§ **Exercise details**
What is the number of lines containing "markers"? Give only that number.

(Figure data in JSON)
........

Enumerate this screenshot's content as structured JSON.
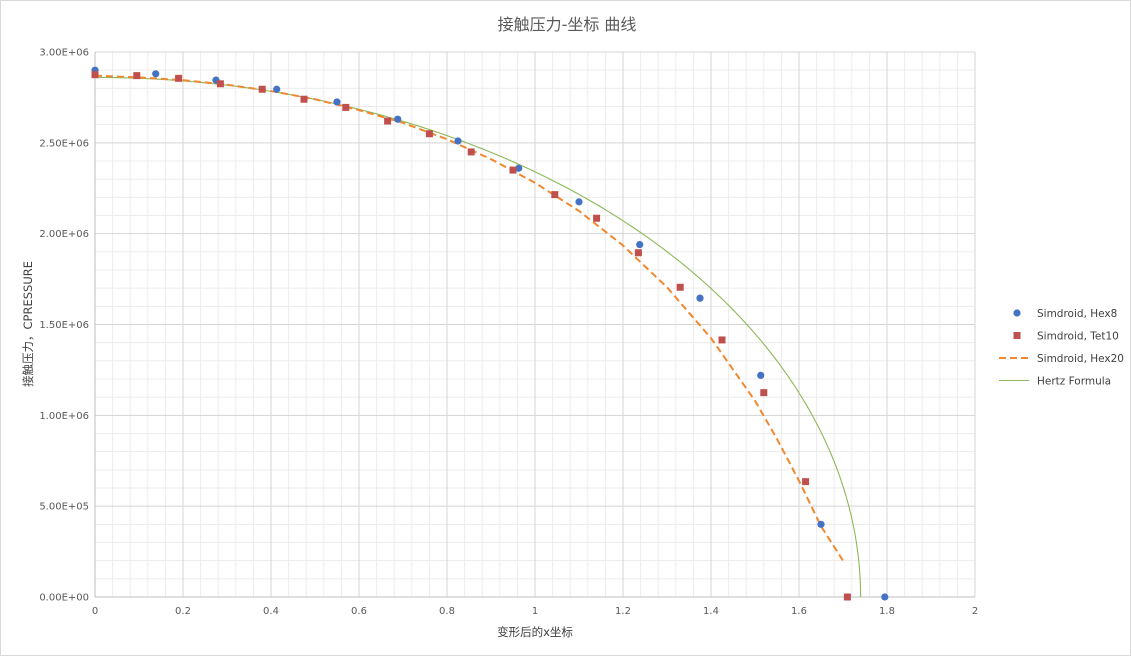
{
  "chart_data": {
    "type": "scatter",
    "title": "接触压力-坐标 曲线",
    "xlabel": "变形后的x坐标",
    "ylabel": "接触压力，CPRESSURE",
    "xlim": [
      0,
      2
    ],
    "ylim": [
      0,
      3000000
    ],
    "x_ticks": [
      0,
      0.2,
      0.4,
      0.6,
      0.8,
      1,
      1.2,
      1.4,
      1.6,
      1.8,
      2
    ],
    "x_tick_labels": [
      "0",
      "0.2",
      "0.4",
      "0.6",
      "0.8",
      "1",
      "1.2",
      "1.4",
      "1.6",
      "1.8",
      "2"
    ],
    "y_ticks": [
      0,
      500000,
      1000000,
      1500000,
      2000000,
      2500000,
      3000000
    ],
    "y_tick_labels": [
      "0.00E+00",
      "5.00E+05",
      "1.00E+06",
      "1.50E+06",
      "2.00E+06",
      "2.50E+06",
      "3.00E+06"
    ],
    "grid": true,
    "legend_position": "right",
    "series": [
      {
        "name": "Simdroid, Hex8",
        "style": "circle-markers",
        "color": "#4472c4",
        "x": [
          0,
          0.138,
          0.275,
          0.413,
          0.55,
          0.688,
          0.825,
          0.963,
          1.1,
          1.238,
          1.375,
          1.513,
          1.65,
          1.795
        ],
        "y": [
          2900000,
          2880000,
          2845000,
          2795000,
          2725000,
          2630000,
          2510000,
          2360000,
          2175000,
          1940000,
          1645000,
          1220000,
          400000,
          0
        ]
      },
      {
        "name": "Simdroid, Tet10",
        "style": "square-markers",
        "color": "#c0504d",
        "x": [
          0,
          0.095,
          0.19,
          0.285,
          0.38,
          0.475,
          0.57,
          0.665,
          0.76,
          0.855,
          0.95,
          1.045,
          1.14,
          1.235,
          1.33,
          1.425,
          1.52,
          1.615,
          1.71
        ],
        "y": [
          2875000,
          2870000,
          2855000,
          2825000,
          2795000,
          2740000,
          2695000,
          2620000,
          2550000,
          2450000,
          2350000,
          2215000,
          2085000,
          1895000,
          1705000,
          1415000,
          1125000,
          635000,
          0
        ]
      },
      {
        "name": "Simdroid, Hex20",
        "style": "dashed-line",
        "color": "#f0882f",
        "x": [
          0,
          0.1,
          0.2,
          0.3,
          0.4,
          0.5,
          0.6,
          0.7,
          0.8,
          0.9,
          1.0,
          1.1,
          1.2,
          1.3,
          1.4,
          1.5,
          1.55,
          1.6,
          1.65,
          1.7
        ],
        "y": [
          2870000,
          2860000,
          2845000,
          2820000,
          2785000,
          2740000,
          2680000,
          2610000,
          2520000,
          2410000,
          2280000,
          2125000,
          1935000,
          1705000,
          1425000,
          1080000,
          870000,
          640000,
          390000,
          200000
        ]
      },
      {
        "name": "Hertz Formula",
        "style": "thin-line",
        "color": "#8db85a",
        "model": {
          "p0": 2860000,
          "a": 1.74
        }
      }
    ]
  }
}
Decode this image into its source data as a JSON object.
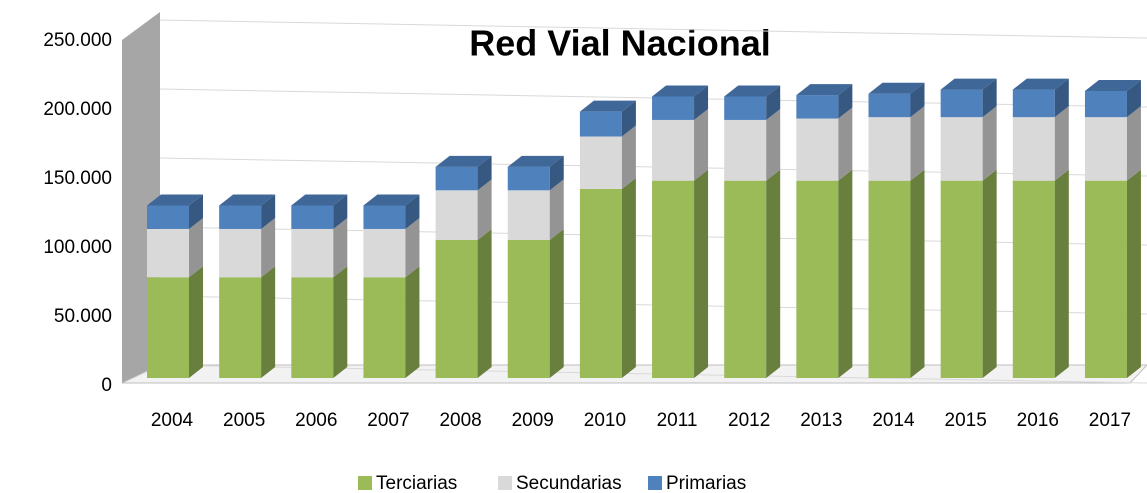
{
  "chart_data": {
    "type": "bar3d_stacked",
    "title": "Red Vial Nacional",
    "categories": [
      "2004",
      "2005",
      "2006",
      "2007",
      "2008",
      "2009",
      "2010",
      "2011",
      "2012",
      "2013",
      "2014",
      "2015",
      "2016",
      "2017"
    ],
    "series": [
      {
        "name": "Terciarias",
        "color": "#9bbb59",
        "values": [
          73000,
          73000,
          73000,
          73000,
          100000,
          100000,
          137000,
          143000,
          143000,
          143000,
          143000,
          143000,
          143000,
          143000
        ]
      },
      {
        "name": "Secundarias",
        "color": "#d9d9d9",
        "values": [
          35000,
          35000,
          35000,
          35000,
          36000,
          36000,
          38000,
          44000,
          44000,
          45000,
          46000,
          46000,
          46000,
          46000
        ]
      },
      {
        "name": "Primarias",
        "color": "#4f81bd",
        "values": [
          17000,
          17000,
          17000,
          17000,
          17000,
          17000,
          18000,
          17000,
          17000,
          17000,
          17000,
          20000,
          20000,
          19000
        ]
      }
    ],
    "ylim": [
      0,
      250000
    ],
    "yticks": [
      0,
      {
        "value": 50000,
        "label": "50.000"
      },
      {
        "value": 100000,
        "label": "100.000"
      },
      {
        "value": 150000,
        "label": "150.000"
      },
      {
        "value": 200000,
        "label": "200.000"
      },
      {
        "value": 250000,
        "label": "250.000"
      }
    ],
    "grid": true,
    "legend": "bottom"
  }
}
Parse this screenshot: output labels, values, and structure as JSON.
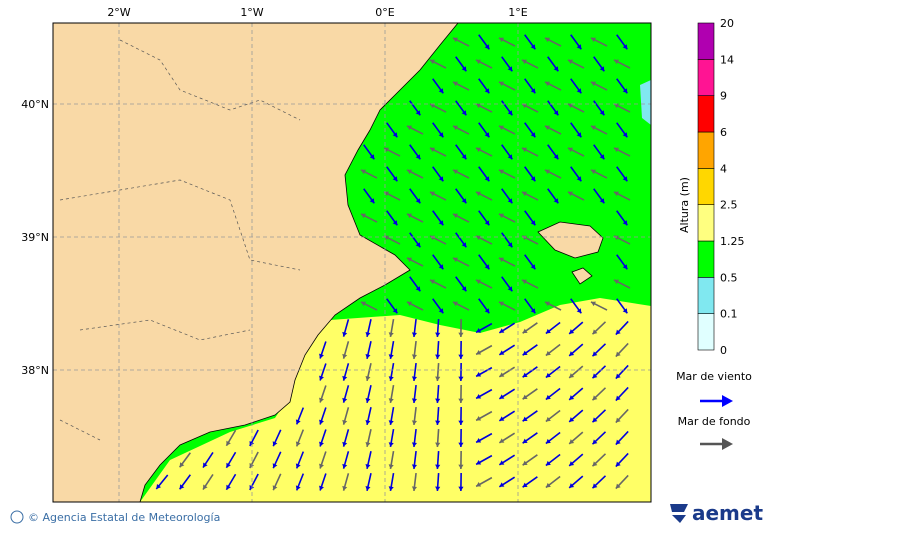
{
  "map": {
    "lon_ticks": [
      {
        "value": -2,
        "label": "2°W"
      },
      {
        "value": -1,
        "label": "1°W"
      },
      {
        "value": 0,
        "label": "0°E"
      },
      {
        "value": 1,
        "label": "1°E"
      }
    ],
    "lat_ticks": [
      {
        "value": 40,
        "label": "40°N"
      },
      {
        "value": 39,
        "label": "39°N"
      },
      {
        "value": 38,
        "label": "38°N"
      }
    ]
  },
  "colorbar": {
    "title": "Altura (m)",
    "levels": [
      0,
      0.1,
      0.5,
      1.25,
      2.5,
      4,
      6,
      9,
      14,
      20
    ],
    "colors": [
      "#e0ffff",
      "#80e8f0",
      "#00ff00",
      "#ffff80",
      "#ffd700",
      "#ffa500",
      "#ff0000",
      "#ff1493",
      "#b000b0"
    ]
  },
  "legend": {
    "wind_sea": "Mar de viento",
    "swell": "Mar de fondo"
  },
  "footer": {
    "credit": "© Agencia Estatal de Meteorología",
    "logo": "aemet"
  }
}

........

§ **Solution to this problem**
2